TASK TO COMPLETE
Give every entry again, word for word and in full.

DATA RECORDS
★ ★ ★ ★ ★ ★ ★

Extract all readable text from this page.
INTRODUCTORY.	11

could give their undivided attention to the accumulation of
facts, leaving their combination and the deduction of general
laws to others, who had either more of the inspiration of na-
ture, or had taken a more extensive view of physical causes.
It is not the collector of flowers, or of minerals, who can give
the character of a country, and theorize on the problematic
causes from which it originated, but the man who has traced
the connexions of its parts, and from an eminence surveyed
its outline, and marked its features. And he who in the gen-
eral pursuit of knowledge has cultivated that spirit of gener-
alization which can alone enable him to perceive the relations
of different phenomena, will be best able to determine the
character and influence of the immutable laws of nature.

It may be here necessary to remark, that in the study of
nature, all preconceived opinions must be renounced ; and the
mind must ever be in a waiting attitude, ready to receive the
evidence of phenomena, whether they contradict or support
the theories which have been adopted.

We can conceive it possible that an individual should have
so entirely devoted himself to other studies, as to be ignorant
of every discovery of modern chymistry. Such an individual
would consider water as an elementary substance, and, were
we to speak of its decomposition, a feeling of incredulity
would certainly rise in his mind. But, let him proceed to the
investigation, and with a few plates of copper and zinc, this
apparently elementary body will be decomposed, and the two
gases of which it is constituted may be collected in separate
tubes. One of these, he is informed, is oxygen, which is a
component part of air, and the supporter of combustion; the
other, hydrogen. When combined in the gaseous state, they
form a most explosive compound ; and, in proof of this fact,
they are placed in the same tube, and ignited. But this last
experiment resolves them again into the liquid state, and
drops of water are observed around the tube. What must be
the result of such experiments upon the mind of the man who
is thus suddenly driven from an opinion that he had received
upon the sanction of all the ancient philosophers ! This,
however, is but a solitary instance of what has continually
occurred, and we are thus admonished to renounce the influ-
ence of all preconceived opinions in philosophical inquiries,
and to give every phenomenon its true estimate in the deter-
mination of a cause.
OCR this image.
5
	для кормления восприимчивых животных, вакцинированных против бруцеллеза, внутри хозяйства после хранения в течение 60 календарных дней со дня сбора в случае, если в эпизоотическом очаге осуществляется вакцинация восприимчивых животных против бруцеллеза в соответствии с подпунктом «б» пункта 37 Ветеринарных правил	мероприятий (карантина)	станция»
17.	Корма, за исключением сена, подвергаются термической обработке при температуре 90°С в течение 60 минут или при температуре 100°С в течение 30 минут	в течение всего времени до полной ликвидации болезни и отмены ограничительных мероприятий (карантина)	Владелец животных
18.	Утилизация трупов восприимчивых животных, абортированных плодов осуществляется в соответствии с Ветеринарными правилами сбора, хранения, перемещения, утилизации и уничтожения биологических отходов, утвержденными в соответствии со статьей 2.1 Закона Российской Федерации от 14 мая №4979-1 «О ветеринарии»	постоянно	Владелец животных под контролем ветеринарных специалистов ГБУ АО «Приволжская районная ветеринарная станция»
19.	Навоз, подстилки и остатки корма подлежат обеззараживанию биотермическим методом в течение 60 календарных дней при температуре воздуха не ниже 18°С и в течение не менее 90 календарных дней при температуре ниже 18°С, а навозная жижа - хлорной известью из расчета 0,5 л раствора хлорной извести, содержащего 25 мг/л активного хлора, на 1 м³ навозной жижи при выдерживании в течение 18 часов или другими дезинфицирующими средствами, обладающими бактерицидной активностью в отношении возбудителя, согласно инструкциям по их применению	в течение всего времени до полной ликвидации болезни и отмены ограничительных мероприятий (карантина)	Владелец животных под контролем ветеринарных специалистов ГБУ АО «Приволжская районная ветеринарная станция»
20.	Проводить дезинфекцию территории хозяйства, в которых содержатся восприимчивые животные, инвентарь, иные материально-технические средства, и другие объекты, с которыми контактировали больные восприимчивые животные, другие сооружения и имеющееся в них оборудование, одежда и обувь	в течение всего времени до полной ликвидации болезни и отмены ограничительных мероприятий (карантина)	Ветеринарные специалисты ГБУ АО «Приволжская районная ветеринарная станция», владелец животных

★ ★ ★ ★ ★ ★ ★

SOLUTION BELOW
Extract all readable text from this page.
INTRODUCTORY.	11

could give their undivided attention to the accumulation of
facts, leaving their combination and the deduction of general
laws to others, who had either more of the inspiration of na-
ture, or had taken a more extensive view of physical causes.
It is not the collector of flowers, or of minerals, who can give
the character of a country, and theorize on the problematic
causes from which it originated, but the man who has traced
the connexions of its parts, and from an eminence surveyed
its outline, and marked its features. And he who in the gen-
eral pursuit of knowledge has cultivated that spirit of gener-
alization which can alone enable him to perceive the relations
of different phenomena, will be best able to determine the
character and influence of the immutable laws of nature.

It may be here necessary to remark, that in the study of
nature, all preconceived opinions must be renounced ; and the
mind must ever be in a waiting attitude, ready to receive the
evidence of phenomena, whether they contradict or support
the theories which have been adopted.

We can conceive it possible that an individual should have
so entirely devoted himself to other studies, as to be ignorant
of every discovery of modern chymistry. Such an individual
would consider water as an elementary substance, and, were
we to speak of its decomposition, a feeling of incredulity
would certainly rise in his mind. But, let him proceed to the
investigation, and with a few plates of copper and zinc, this
apparently elementary body will be decomposed, and the two
gases of which it is constituted may be collected in separate
tubes. One of these, he is informed, is oxygen, which is a
component part of air, and the supporter of combustion; the
other, hydrogen. When combined in the gaseous state, they
form a most explosive compound ; and, in proof of this fact,
they are placed in the same tube, and ignited. But this last
experiment resolves them again into the liquid state, and
drops of water are observed around the tube. What must be
the result of such experiments upon the mind of the man who
is thus suddenly driven from an opinion that he had received
upon the sanction of all the ancient philosophers ! This,
however, is but a solitary instance of what has continually
occurred, and we are thus admonished to renounce the influ-
ence of all preconceived opinions in philosophical inquiries,
and to give every phenomenon its true estimate in the deter-
mination of a cause.
OCR this image.
5
	для кормления восприимчивых животных, вакцинированных против бруцеллеза, внутри хозяйства после хранения в течение 60 календарных дней со дня сбора в случае, если в эпизоотическом очаге осуществляется вакцинация восприимчивых животных против бруцеллеза в соответствии с подпунктом «б» пункта 37 Ветеринарных правил	мероприятий (карантина)	станция»
17.	Корма, за исключением сена, подвергаются термической обработке при температуре 90°С в течение 60 минут или при температуре 100°С в течение 30 минут	в течение всего времени до полной ликвидации болезни и отмены ограничительных мероприятий (карантина)	Владелец животных
18.	Утилизация трупов восприимчивых животных, абортированных плодов осуществляется в соответствии с Ветеринарными правилами сбора, хранения, перемещения, утилизации и уничтожения биологических отходов, утвержденными в соответствии со статьей 2.1 Закона Российской Федерации от 14 мая №4979-1 «О ветеринарии»	постоянно	Владелец животных под контролем ветеринарных специалистов ГБУ АО «Приволжская районная ветеринарная станция»
19.	Навоз, подстилки и остатки корма подлежат обеззараживанию биотермическим методом в течение 60 календарных дней при температуре воздуха не ниже 18°С и в течение не менее 90 календарных дней при температуре ниже 18°С, а навозная жижа - хлорной известью из расчета 0,5 л раствора хлорной извести, содержащего 25 мг/л активного хлора, на 1 м³ навозной жижи при выдерживании в течение 18 часов или другими дезинфицирующими средствами, обладающими бактерицидной активностью в отношении возбудителя, согласно инструкциям по их применению	в течение всего времени до полной ликвидации болезни и отмены ограничительных мероприятий (карантина)	Владелец животных под контролем ветеринарных специалистов ГБУ АО «Приволжская районная ветеринарная станция»
20.	Проводить дезинфекцию территории хозяйства, в которых содержатся восприимчивые животные, инвентарь, иные материально-технические средства, и другие объекты, с которыми контактировали больные восприимчивые животные, другие сооружения и имеющееся в них оборудование, одежда и обувь	в течение всего времени до полной ликвидации болезни и отмены ограничительных мероприятий (карантина)	Ветеринарные специалисты ГБУ АО «Приволжская районная ветеринарная станция», владелец животных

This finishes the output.